(Data entries)
────────────────

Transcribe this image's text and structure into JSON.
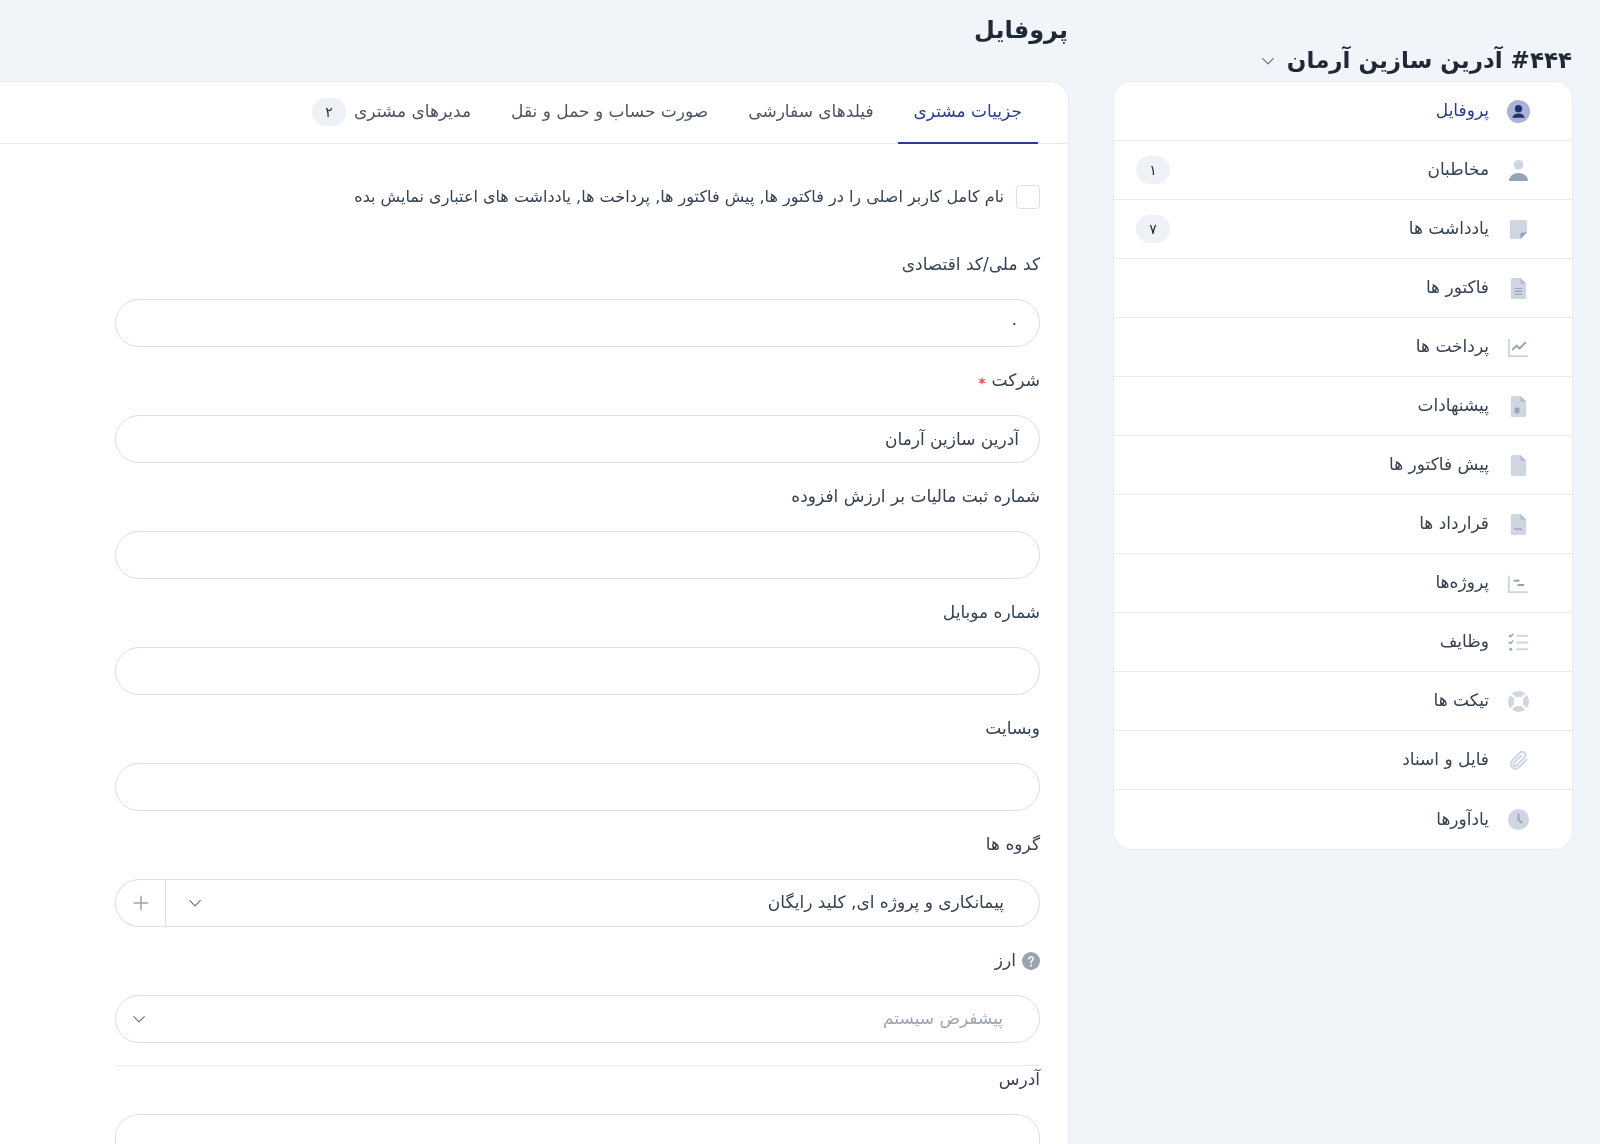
{
  "header": {
    "title": "پروفایل"
  },
  "customer_switcher": {
    "label": "#۴۴۴ آدرین سازین آرمان"
  },
  "sidebar": {
    "items": [
      {
        "label": "پروفایل",
        "selected": true
      },
      {
        "label": "مخاطبان",
        "selected": false,
        "badge": "۱"
      },
      {
        "label": "یادداشت ها",
        "selected": false,
        "badge": "۷"
      },
      {
        "label": "فاکتور ها",
        "selected": false
      },
      {
        "label": "پرداخت ها",
        "selected": false
      },
      {
        "label": "پیشنهادات",
        "selected": false
      },
      {
        "label": "پیش فاکتور ها",
        "selected": false
      },
      {
        "label": "قرارداد ها",
        "selected": false
      },
      {
        "label": "پروژه‌ها",
        "selected": false
      },
      {
        "label": "وظایف",
        "selected": false
      },
      {
        "label": "تیکت ها",
        "selected": false
      },
      {
        "label": "فایل و اسناد",
        "selected": false
      },
      {
        "label": "یادآورها",
        "selected": false
      }
    ]
  },
  "tabs": [
    {
      "label": "جزییات مشتری",
      "selected": true
    },
    {
      "label": "فیلدهای سفارشی",
      "selected": false
    },
    {
      "label": "صورت حساب و حمل و نقل",
      "selected": false
    },
    {
      "label": "مدیرهای مشتری",
      "selected": false,
      "badge": "۲"
    }
  ],
  "form": {
    "fields": [
      {
        "kind": "checkbox",
        "label": "نام کامل کاربر اصلی را در فاکتور ها, پیش فاکتور ها, پرداخت ها, یادداشت های اعتباری نمایش بده",
        "checked": false
      },
      {
        "kind": "text",
        "label": "کد ملی/کد اقتصادی",
        "value": "۰",
        "required": false,
        "help": false
      },
      {
        "kind": "text",
        "label": "شرکت",
        "value": "آدرین سازین آرمان",
        "required": true,
        "help": false
      },
      {
        "kind": "text",
        "label": "شماره ثبت مالیات بر ارزش افزوده",
        "required": false,
        "help": false
      },
      {
        "kind": "text",
        "label": "شماره موبایل",
        "required": false,
        "help": false
      },
      {
        "kind": "text",
        "label": "وبسایت",
        "required": false,
        "help": false
      },
      {
        "kind": "multiselect",
        "label": "گروه ها",
        "value": "پیمانکاری و پروژه ای, کلید رایگان",
        "required": false,
        "help": false
      },
      {
        "kind": "select",
        "label": "ارز",
        "placeholder": "پیشفرض سیستم",
        "required": false,
        "help": true
      },
      {
        "kind": "textarea",
        "label": "آدرس",
        "required": false,
        "help": false
      }
    ]
  }
}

────────────────

- _Exercise_: Reproduce each line exactly as it appears, omitting the pictures.

- _Solution to this problem_:
Transcribe this image's text and structure into JSON.
{
  "header": {
    "title": "پروفایل"
  },
  "customer_switcher": {
    "label": "#۴۴۴ آدرین سازین آرمان"
  },
  "sidebar": {
    "items": [
      {
        "label": "پروفایل",
        "selected": true
      },
      {
        "label": "مخاطبان",
        "selected": false,
        "badge": "۱"
      },
      {
        "label": "یادداشت ها",
        "selected": false,
        "badge": "۷"
      },
      {
        "label": "فاکتور ها",
        "selected": false
      },
      {
        "label": "پرداخت ها",
        "selected": false
      },
      {
        "label": "پیشنهادات",
        "selected": false
      },
      {
        "label": "پیش فاکتور ها",
        "selected": false
      },
      {
        "label": "قرارداد ها",
        "selected": false
      },
      {
        "label": "پروژه‌ها",
        "selected": false
      },
      {
        "label": "وظایف",
        "selected": false
      },
      {
        "label": "تیکت ها",
        "selected": false
      },
      {
        "label": "فایل و اسناد",
        "selected": false
      },
      {
        "label": "یادآورها",
        "selected": false
      }
    ]
  },
  "tabs": [
    {
      "label": "جزییات مشتری",
      "selected": true
    },
    {
      "label": "فیلدهای سفارشی",
      "selected": false
    },
    {
      "label": "صورت حساب و حمل و نقل",
      "selected": false
    },
    {
      "label": "مدیرهای مشتری",
      "selected": false,
      "badge": "۲"
    }
  ],
  "form": {
    "fields": [
      {
        "kind": "checkbox",
        "label": "نام کامل کاربر اصلی را در فاکتور ها, پیش فاکتور ها, پرداخت ها, یادداشت های اعتباری نمایش بده",
        "checked": false
      },
      {
        "kind": "text",
        "label": "کد ملی/کد اقتصادی",
        "value": "۰",
        "required": false,
        "help": false
      },
      {
        "kind": "text",
        "label": "شرکت",
        "value": "آدرین سازین آرمان",
        "required": true,
        "help": false
      },
      {
        "kind": "text",
        "label": "شماره ثبت مالیات بر ارزش افزوده",
        "required": false,
        "help": false
      },
      {
        "kind": "text",
        "label": "شماره موبایل",
        "required": false,
        "help": false
      },
      {
        "kind": "text",
        "label": "وبسایت",
        "required": false,
        "help": false
      },
      {
        "kind": "multiselect",
        "label": "گروه ها",
        "value": "پیمانکاری و پروژه ای, کلید رایگان",
        "required": false,
        "help": false
      },
      {
        "kind": "select",
        "label": "ارز",
        "placeholder": "پیشفرض سیستم",
        "required": false,
        "help": true
      },
      {
        "kind": "textarea",
        "label": "آدرس",
        "required": false,
        "help": false
      }
    ]
  }
}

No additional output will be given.